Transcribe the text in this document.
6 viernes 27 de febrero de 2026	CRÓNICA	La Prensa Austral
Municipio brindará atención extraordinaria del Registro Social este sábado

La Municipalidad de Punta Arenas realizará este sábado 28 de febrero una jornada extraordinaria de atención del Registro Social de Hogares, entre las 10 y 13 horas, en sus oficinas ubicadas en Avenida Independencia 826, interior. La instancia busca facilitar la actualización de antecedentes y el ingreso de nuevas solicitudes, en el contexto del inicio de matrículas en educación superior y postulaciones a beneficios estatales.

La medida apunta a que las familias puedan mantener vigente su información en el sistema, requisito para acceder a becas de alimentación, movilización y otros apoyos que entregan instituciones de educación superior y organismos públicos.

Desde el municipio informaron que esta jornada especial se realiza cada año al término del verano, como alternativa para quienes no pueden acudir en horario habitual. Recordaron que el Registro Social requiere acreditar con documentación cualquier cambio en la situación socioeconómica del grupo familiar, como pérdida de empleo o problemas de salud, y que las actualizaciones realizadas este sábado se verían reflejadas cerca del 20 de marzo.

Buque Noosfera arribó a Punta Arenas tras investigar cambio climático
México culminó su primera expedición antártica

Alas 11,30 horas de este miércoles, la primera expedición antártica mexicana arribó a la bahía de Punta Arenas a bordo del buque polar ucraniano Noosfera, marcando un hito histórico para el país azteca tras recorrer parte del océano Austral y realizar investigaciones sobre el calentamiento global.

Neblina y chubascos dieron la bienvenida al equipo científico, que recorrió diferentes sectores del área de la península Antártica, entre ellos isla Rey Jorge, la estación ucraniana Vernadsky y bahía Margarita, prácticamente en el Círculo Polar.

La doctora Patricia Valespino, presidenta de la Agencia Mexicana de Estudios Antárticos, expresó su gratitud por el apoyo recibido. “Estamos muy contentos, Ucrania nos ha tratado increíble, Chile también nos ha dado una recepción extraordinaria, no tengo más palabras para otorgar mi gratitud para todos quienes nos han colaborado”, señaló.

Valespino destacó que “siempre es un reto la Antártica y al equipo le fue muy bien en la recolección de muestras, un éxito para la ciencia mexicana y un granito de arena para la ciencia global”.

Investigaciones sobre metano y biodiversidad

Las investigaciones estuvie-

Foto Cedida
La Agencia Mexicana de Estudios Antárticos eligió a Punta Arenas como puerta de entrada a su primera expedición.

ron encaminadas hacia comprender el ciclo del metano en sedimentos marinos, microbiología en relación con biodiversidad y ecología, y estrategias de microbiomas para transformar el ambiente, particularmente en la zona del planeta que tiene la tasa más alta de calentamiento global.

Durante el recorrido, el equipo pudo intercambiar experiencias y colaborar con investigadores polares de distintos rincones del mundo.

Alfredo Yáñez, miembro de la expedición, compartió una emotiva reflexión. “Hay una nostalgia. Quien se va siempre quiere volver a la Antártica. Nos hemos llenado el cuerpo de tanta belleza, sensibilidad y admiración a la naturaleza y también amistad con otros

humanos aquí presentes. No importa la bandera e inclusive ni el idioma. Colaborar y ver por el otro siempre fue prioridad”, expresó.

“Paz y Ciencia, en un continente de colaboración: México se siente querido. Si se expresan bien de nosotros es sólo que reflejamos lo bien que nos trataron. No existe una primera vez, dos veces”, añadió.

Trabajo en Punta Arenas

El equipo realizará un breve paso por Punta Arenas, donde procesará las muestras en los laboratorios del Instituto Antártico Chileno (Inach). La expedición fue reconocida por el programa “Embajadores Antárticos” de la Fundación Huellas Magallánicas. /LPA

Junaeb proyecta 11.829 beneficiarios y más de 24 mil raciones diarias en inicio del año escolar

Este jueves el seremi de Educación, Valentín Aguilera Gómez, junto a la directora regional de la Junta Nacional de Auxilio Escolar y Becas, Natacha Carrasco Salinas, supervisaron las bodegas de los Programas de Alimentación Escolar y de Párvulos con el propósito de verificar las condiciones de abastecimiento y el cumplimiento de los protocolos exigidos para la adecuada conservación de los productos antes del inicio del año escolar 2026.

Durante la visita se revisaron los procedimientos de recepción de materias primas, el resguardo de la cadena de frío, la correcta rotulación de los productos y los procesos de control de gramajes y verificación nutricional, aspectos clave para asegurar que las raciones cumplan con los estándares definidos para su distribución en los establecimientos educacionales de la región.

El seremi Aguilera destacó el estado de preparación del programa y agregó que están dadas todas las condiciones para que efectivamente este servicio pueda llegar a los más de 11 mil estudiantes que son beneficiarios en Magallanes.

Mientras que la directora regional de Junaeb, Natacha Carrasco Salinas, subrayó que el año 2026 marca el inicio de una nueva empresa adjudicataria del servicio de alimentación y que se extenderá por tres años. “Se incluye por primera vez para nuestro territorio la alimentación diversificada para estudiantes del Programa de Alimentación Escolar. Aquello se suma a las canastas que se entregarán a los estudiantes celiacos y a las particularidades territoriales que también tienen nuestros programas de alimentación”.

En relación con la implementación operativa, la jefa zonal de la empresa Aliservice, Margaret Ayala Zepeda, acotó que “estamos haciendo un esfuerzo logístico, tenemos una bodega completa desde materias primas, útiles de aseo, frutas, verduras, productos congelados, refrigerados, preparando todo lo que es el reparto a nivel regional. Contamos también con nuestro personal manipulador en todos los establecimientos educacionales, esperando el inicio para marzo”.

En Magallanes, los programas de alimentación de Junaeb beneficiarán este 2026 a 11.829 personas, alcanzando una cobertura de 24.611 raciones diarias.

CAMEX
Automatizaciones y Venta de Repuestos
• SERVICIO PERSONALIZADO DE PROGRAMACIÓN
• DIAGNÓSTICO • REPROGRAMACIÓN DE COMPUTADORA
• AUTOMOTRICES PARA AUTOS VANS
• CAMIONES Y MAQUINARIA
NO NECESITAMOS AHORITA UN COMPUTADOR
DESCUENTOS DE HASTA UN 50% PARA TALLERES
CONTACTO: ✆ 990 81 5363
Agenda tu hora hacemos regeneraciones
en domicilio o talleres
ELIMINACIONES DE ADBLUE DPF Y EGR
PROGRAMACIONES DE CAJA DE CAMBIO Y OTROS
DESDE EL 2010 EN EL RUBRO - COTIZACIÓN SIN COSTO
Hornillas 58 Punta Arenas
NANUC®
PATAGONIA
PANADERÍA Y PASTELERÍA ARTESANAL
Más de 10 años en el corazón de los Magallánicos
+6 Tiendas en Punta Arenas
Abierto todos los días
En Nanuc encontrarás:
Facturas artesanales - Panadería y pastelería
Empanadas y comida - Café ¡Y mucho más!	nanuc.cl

────────

» AIM OF THE EXERCISE:
All of the entries above need to be reproduced exactly.

» COMPLETED EXERCISE:
Transcribe the text in this document.
6 viernes 27 de febrero de 2026	CRÓNICA	La Prensa Austral
Municipio brindará atención extraordinaria del Registro Social este sábado

La Municipalidad de Punta Arenas realizará este sábado 28 de febrero una jornada extraordinaria de atención del Registro Social de Hogares, entre las 10 y 13 horas, en sus oficinas ubicadas en Avenida Independencia 826, interior. La instancia busca facilitar la actualización de antecedentes y el ingreso de nuevas solicitudes, en el contexto del inicio de matrículas en educación superior y postulaciones a beneficios estatales.

La medida apunta a que las familias puedan mantener vigente su información en el sistema, requisito para acceder a becas de alimentación, movilización y otros apoyos que entregan instituciones de educación superior y organismos públicos.

Desde el municipio informaron que esta jornada especial se realiza cada año al término del verano, como alternativa para quienes no pueden acudir en horario habitual. Recordaron que el Registro Social requiere acreditar con documentación cualquier cambio en la situación socioeconómica del grupo familiar, como pérdida de empleo o problemas de salud, y que las actualizaciones realizadas este sábado se verían reflejadas cerca del 20 de marzo.

Buque Noosfera arribó a Punta Arenas tras investigar cambio climático
México culminó su primera expedición antártica

Alas 11,30 horas de este miércoles, la primera expedición antártica mexicana arribó a la bahía de Punta Arenas a bordo del buque polar ucraniano Noosfera, marcando un hito histórico para el país azteca tras recorrer parte del océano Austral y realizar investigaciones sobre el calentamiento global.

Neblina y chubascos dieron la bienvenida al equipo científico, que recorrió diferentes sectores del área de la península Antártica, entre ellos isla Rey Jorge, la estación ucraniana Vernadsky y bahía Margarita, prácticamente en el Círculo Polar.

La doctora Patricia Valespino, presidenta de la Agencia Mexicana de Estudios Antárticos, expresó su gratitud por el apoyo recibido. “Estamos muy contentos, Ucrania nos ha tratado increíble, Chile también nos ha dado una recepción extraordinaria, no tengo más palabras para otorgar mi gratitud para todos quienes nos han colaborado”, señaló.

Valespino destacó que “siempre es un reto la Antártica y al equipo le fue muy bien en la recolección de muestras, un éxito para la ciencia mexicana y un granito de arena para la ciencia global”.

Investigaciones sobre metano y biodiversidad

Las investigaciones estuvie-

Foto Cedida
La Agencia Mexicana de Estudios Antárticos eligió a Punta Arenas como puerta de entrada a su primera expedición.

ron encaminadas hacia comprender el ciclo del metano en sedimentos marinos, microbiología en relación con biodiversidad y ecología, y estrategias de microbiomas para transformar el ambiente, particularmente en la zona del planeta que tiene la tasa más alta de calentamiento global.

Durante el recorrido, el equipo pudo intercambiar experiencias y colaborar con investigadores polares de distintos rincones del mundo.

Alfredo Yáñez, miembro de la expedición, compartió una emotiva reflexión. “Hay una nostalgia. Quien se va siempre quiere volver a la Antártica. Nos hemos llenado el cuerpo de tanta belleza, sensibilidad y admiración a la naturaleza y también amistad con otros

humanos aquí presentes. No importa la bandera e inclusive ni el idioma. Colaborar y ver por el otro siempre fue prioridad”, expresó.

“Paz y Ciencia, en un continente de colaboración: México se siente querido. Si se expresan bien de nosotros es sólo que reflejamos lo bien que nos trataron. No existe una primera vez, dos veces”, añadió.

Trabajo en Punta Arenas

El equipo realizará un breve paso por Punta Arenas, donde procesará las muestras en los laboratorios del Instituto Antártico Chileno (Inach). La expedición fue reconocida por el programa “Embajadores Antárticos” de la Fundación Huellas Magallánicas. /LPA

Junaeb proyecta 11.829 beneficiarios y más de 24 mil raciones diarias en inicio del año escolar

Este jueves el seremi de Educación, Valentín Aguilera Gómez, junto a la directora regional de la Junta Nacional de Auxilio Escolar y Becas, Natacha Carrasco Salinas, supervisaron las bodegas de los Programas de Alimentación Escolar y de Párvulos con el propósito de verificar las condiciones de abastecimiento y el cumplimiento de los protocolos exigidos para la adecuada conservación de los productos antes del inicio del año escolar 2026.

Durante la visita se revisaron los procedimientos de recepción de materias primas, el resguardo de la cadena de frío, la correcta rotulación de los productos y los procesos de control de gramajes y verificación nutricional, aspectos clave para asegurar que las raciones cumplan con los estándares definidos para su distribución en los establecimientos educacionales de la región.

El seremi Aguilera destacó el estado de preparación del programa y agregó que están dadas todas las condiciones para que efectivamente este servicio pueda llegar a los más de 11 mil estudiantes que son beneficiarios en Magallanes.

Mientras que la directora regional de Junaeb, Natacha Carrasco Salinas, subrayó que el año 2026 marca el inicio de una nueva empresa adjudicataria del servicio de alimentación y que se extenderá por tres años. “Se incluye por primera vez para nuestro territorio la alimentación diversificada para estudiantes del Programa de Alimentación Escolar. Aquello se suma a las canastas que se entregarán a los estudiantes celiacos y a las particularidades territoriales que también tienen nuestros programas de alimentación”.

En relación con la implementación operativa, la jefa zonal de la empresa Aliservice, Margaret Ayala Zepeda, acotó que “estamos haciendo un esfuerzo logístico, tenemos una bodega completa desde materias primas, útiles de aseo, frutas, verduras, productos congelados, refrigerados, preparando todo lo que es el reparto a nivel regional. Contamos también con nuestro personal manipulador en todos los establecimientos educacionales, esperando el inicio para marzo”.

En Magallanes, los programas de alimentación de Junaeb beneficiarán este 2026 a 11.829 personas, alcanzando una cobertura de 24.611 raciones diarias.

CAMEX
Automatizaciones y Venta de Repuestos
• SERVICIO PERSONALIZADO DE PROGRAMACIÓN
• DIAGNÓSTICO • REPROGRAMACIÓN DE COMPUTADORA
• AUTOMOTRICES PARA AUTOS VANS
• CAMIONES Y MAQUINARIA
NO NECESITAMOS AHORITA UN COMPUTADOR
DESCUENTOS DE HASTA UN 50% PARA TALLERES
CONTACTO: ✆ 990 81 5363
Agenda tu hora hacemos regeneraciones
en domicilio o talleres
ELIMINACIONES DE ADBLUE DPF Y EGR
PROGRAMACIONES DE CAJA DE CAMBIO Y OTROS
DESDE EL 2010 EN EL RUBRO - COTIZACIÓN SIN COSTO
Hornillas 58 Punta Arenas
NANUC®
PATAGONIA
PANADERÍA Y PASTELERÍA ARTESANAL
Más de 10 años en el corazón de los Magallánicos
+6 Tiendas en Punta Arenas
Abierto todos los días
En Nanuc encontrarás:
Facturas artesanales - Panadería y pastelería
Empanadas y comida - Café ¡Y mucho más!	nanuc.cl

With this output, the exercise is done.